**RECORDS FOR THE EXERCISE**

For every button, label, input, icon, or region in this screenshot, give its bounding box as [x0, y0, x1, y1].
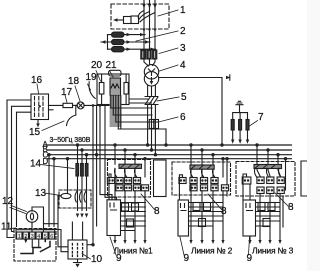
control fuse 17 [63, 103, 73, 107]
svg-text:13: 13 [35, 188, 47, 199]
wire: link to meter box 9 [179, 175, 182, 200]
section rectangle R1 [154, 160, 167, 197]
svg-text:8: 8 [154, 206, 160, 217]
meter 12 [26, 211, 38, 223]
left control wires [7, 100, 31, 238]
CT window slits [143, 52, 155, 58]
line 1 outgoing arrows [113, 240, 146, 244]
lamp 18 [77, 102, 84, 109]
breaker bar [119, 164, 142, 168]
current transformers 3 [141, 50, 157, 59]
svg-text:10: 10 [91, 254, 103, 265]
svg-text:18: 18 [68, 76, 80, 87]
wire: three primary feeders [144, 7, 155, 50]
wire into transformer [144, 59, 155, 66]
wire: line 2 outgoing [191, 184, 223, 241]
bus labels [43, 140, 49, 166]
svg-text:Линия № 2: Линия № 2 [191, 246, 233, 256]
terminals 1-6 [17, 232, 55, 239]
disconnector blades [138, 11, 155, 22]
wire rungs line 2 [189, 203, 224, 227]
arrow in LV winding [151, 78, 153, 82]
relay cabinet 16 [31, 94, 49, 120]
neutral drop [67, 159, 69, 194]
meter box 9 [178, 200, 189, 236]
power transformer T1 [144, 65, 158, 79]
plug arrows below box [142, 29, 156, 33]
wires panel 11 to block 10 [72, 222, 82, 240]
meter box 9 [243, 200, 256, 236]
star symbol [148, 69, 154, 76]
line 2 switch bar [190, 165, 214, 169]
surge arresters 7: ground [236, 101, 243, 112]
svg-text:21: 21 [106, 60, 118, 71]
line 2 outgoing arrows [189, 240, 224, 244]
fuse row 2 [257, 187, 264, 194]
panel 11 dashed box [14, 229, 56, 262]
resistor 20 [99, 83, 104, 95]
left link to meter box [109, 174, 111, 200]
fuse row 2 [190, 185, 197, 191]
svg-text:4: 4 [180, 60, 186, 71]
contact brackets line 3 [258, 203, 265, 211]
switch blade 19 [89, 82, 95, 99]
drops from buses [115, 145, 145, 177]
wire: link to meter box 9 [243, 174, 247, 200]
wires below fuses 14 [78, 176, 87, 211]
resistor right [124, 83, 128, 95]
fuse dots [108, 179, 148, 189]
fuse link 13 [61, 193, 71, 198]
svg-text:12: 12 [2, 196, 14, 207]
wire: blade stems [191, 169, 213, 177]
svg-text:8: 8 [288, 202, 294, 213]
line 3 cubicle (dashed) [236, 162, 295, 197]
lighting drops to panel 11 [49, 155, 54, 227]
voltage transformer cubicle 20/21 [97, 74, 129, 105]
wire: branch to right [159, 78, 222, 146]
line 3 outgoing arrows [248, 240, 281, 244]
ground arrow in 11 [25, 237, 27, 240]
wire from mesh to bus A [165, 129, 167, 145]
fuse row 2 [116, 185, 123, 191]
fuse 21 cap [109, 70, 121, 76]
fuse row 2c [108, 47, 156, 52]
wire: blade stems [115, 168, 135, 177]
svg-text:17: 17 [61, 87, 73, 98]
switch blade 15 [67, 115, 77, 126]
arrester F3 [246, 120, 249, 131]
disconnector jaw blocks [131, 16, 139, 24]
fuse row 1 [107, 178, 114, 184]
svg-text:5: 5 [181, 92, 187, 103]
svg-text:Линия №1: Линия №1 [114, 246, 153, 256]
fuse truck lead 2 [101, 35, 108, 50]
arrester header wire [233, 113, 248, 120]
wire rungs line 3 [256, 203, 281, 227]
svg-text:3: 3 [180, 43, 186, 54]
contact brackets line 2 [193, 203, 200, 211]
terminal numbers [18, 234, 54, 240]
line 3 switch bar [254, 165, 282, 169]
svg-text:8: 8 [221, 206, 227, 217]
busbars A B C D [48, 145, 292, 159]
wire bundle below 21 [110, 96, 122, 128]
meter box 9 [107, 200, 121, 236]
outgoing wires [115, 184, 145, 241]
svg-text:15: 15 [29, 127, 41, 138]
wire: line 3 outgoing [250, 184, 280, 241]
svg-text:D: D [43, 157, 49, 166]
fuse row 1 [242, 177, 251, 184]
contact brackets [122, 203, 129, 211]
fuse row 1 [179, 178, 186, 184]
wire below breaker [148, 105, 156, 155]
ground under 10 [74, 259, 82, 263]
fuses 14 [76, 164, 79, 177]
svg-text:7: 7 [258, 112, 264, 123]
svg-text:6: 6 [50, 234, 53, 240]
svg-text:20: 20 [91, 60, 103, 71]
wire: line 2 drops from buses [191, 145, 223, 177]
rungs [121, 203, 146, 231]
svg-text:1: 1 [18, 234, 21, 240]
section rectangle R3 (cut) [301, 161, 307, 196]
terminal strip outline [16, 230, 55, 239]
incoming line arrows [142, 0, 156, 9]
svg-text:2: 2 [180, 26, 186, 37]
fuse row 2b [108, 39, 151, 44]
wire: LV risers [148, 86, 156, 96]
circuit breaker 5 [145, 97, 158, 105]
line 2 switch blades [191, 169, 215, 177]
wire 16 to fuse 17 [49, 104, 64, 106]
svg-text:11: 11 [1, 222, 12, 233]
fuse row 2a [108, 32, 146, 37]
disconnector cell (dashed box) U1 [111, 4, 169, 29]
arrester F1 [231, 120, 234, 131]
line 2 cubicle (dashed) [172, 162, 231, 195]
fuse 21 body [110, 78, 121, 96]
measuring wires mesh [111, 108, 166, 129]
dashed cell [108, 160, 151, 198]
switch 13 dashed box [59, 190, 91, 208]
arrester F2 [239, 120, 242, 131]
wire right of feeder 2 [226, 159, 228, 196]
wire: right side drop [282, 196, 284, 227]
ground arrow under 16 [37, 120, 39, 125]
svg-text:9: 9 [184, 253, 190, 264]
current transformers 6 [149, 120, 154, 129]
earthing block 10 [68, 240, 87, 259]
svg-text:16: 16 [31, 75, 43, 86]
wire: line 3 drops from buses [257, 145, 286, 190]
wire mesh down to line 1 panel [93, 105, 97, 244]
svg-text:19: 19 [86, 72, 98, 83]
svg-text:14: 14 [30, 159, 42, 170]
arrester leads to bus [233, 130, 248, 140]
svg-text:Линия № 3: Линия № 3 [252, 246, 294, 256]
svg-text:6: 6 [180, 112, 186, 123]
svg-text:1: 1 [180, 5, 186, 16]
lighting feeder taps [78, 145, 87, 164]
svg-text:3~50Гц 380В: 3~50Гц 380В [50, 137, 91, 144]
blades [115, 168, 137, 176]
switch in 11 [32, 239, 39, 248]
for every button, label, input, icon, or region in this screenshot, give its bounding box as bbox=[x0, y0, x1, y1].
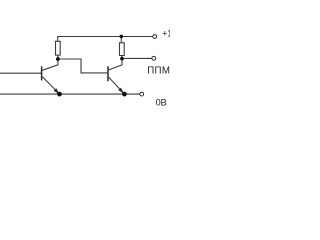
node at Q2 emitter on 0V rail bbox=[122, 92, 127, 97]
svg-text:0В: 0В bbox=[156, 97, 167, 107]
resistor R2 bbox=[120, 43, 125, 56]
svg-text:+12: +12 bbox=[162, 28, 170, 38]
wire top supply rail with R1 top lead bbox=[58, 37, 153, 42]
wire Q1 base input rail bbox=[0, 72, 41, 74]
node at Q1 emitter on 0V rail bbox=[57, 92, 62, 97]
terminal PPM bbox=[152, 56, 156, 60]
wire link from R1 bottom to Q2 base bbox=[58, 59, 108, 73]
transistor Q2 bbox=[108, 60, 123, 93]
wire R2 top lead bbox=[120, 37, 122, 43]
wire to PPM terminal bbox=[122, 57, 152, 59]
svg-text:ППМ: ППМ bbox=[147, 65, 170, 76]
wire R1 bottom lead bbox=[57, 55, 59, 59]
wire bottom 0V rail bbox=[0, 93, 140, 95]
transistor Q1 bbox=[42, 60, 59, 94]
wire R2 bottom lead bbox=[121, 55, 123, 58]
node at R1 bottom / Q1 collector bbox=[56, 57, 60, 61]
terminal +supply bbox=[153, 35, 157, 39]
terminal 0V bbox=[140, 92, 144, 96]
node at R2 bottom / Q2 collector bbox=[120, 57, 124, 61]
resistor R1 bbox=[56, 41, 61, 55]
node at R2 top tap bbox=[120, 35, 124, 39]
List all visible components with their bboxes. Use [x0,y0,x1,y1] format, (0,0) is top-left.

**WRITTEN REQUEST**
Rewrite the stretch from the line containing "node at Q2 emitter" through the end of the material, changing "transistor" to "BJT" and leaving everything else untouched.

**ANSWER TO THIS PROBLEM**
node at Q2 emitter on 0V rail bbox=[122, 92, 127, 97]
svg-text:0В: 0В bbox=[156, 97, 167, 107]
resistor R2 bbox=[120, 43, 125, 56]
svg-text:+12: +12 bbox=[162, 28, 170, 38]
wire top supply rail with R1 top lead bbox=[58, 37, 153, 42]
wire Q1 base input rail bbox=[0, 72, 41, 74]
node at Q1 emitter on 0V rail bbox=[57, 92, 62, 97]
terminal PPM bbox=[152, 56, 156, 60]
wire link from R1 bottom to Q2 base bbox=[58, 59, 108, 73]
BJT Q2 bbox=[108, 60, 123, 93]
wire R2 top lead bbox=[120, 37, 122, 43]
wire to PPM terminal bbox=[122, 57, 152, 59]
svg-text:ППМ: ППМ bbox=[147, 65, 170, 76]
wire R1 bottom lead bbox=[57, 55, 59, 59]
wire bottom 0V rail bbox=[0, 93, 140, 95]
BJT Q1 bbox=[42, 60, 59, 94]
wire R2 bottom lead bbox=[121, 55, 123, 58]
node at R1 bottom / Q1 collector bbox=[56, 57, 60, 61]
terminal +supply bbox=[153, 35, 157, 39]
terminal 0V bbox=[140, 92, 144, 96]
node at R2 bottom / Q2 collector bbox=[120, 57, 124, 61]
resistor R1 bbox=[56, 41, 61, 55]
node at R2 top tap bbox=[120, 35, 124, 39]
List all visible components with their bboxes. Use [x0,y0,x1,y1] format, (0,0) is top-left.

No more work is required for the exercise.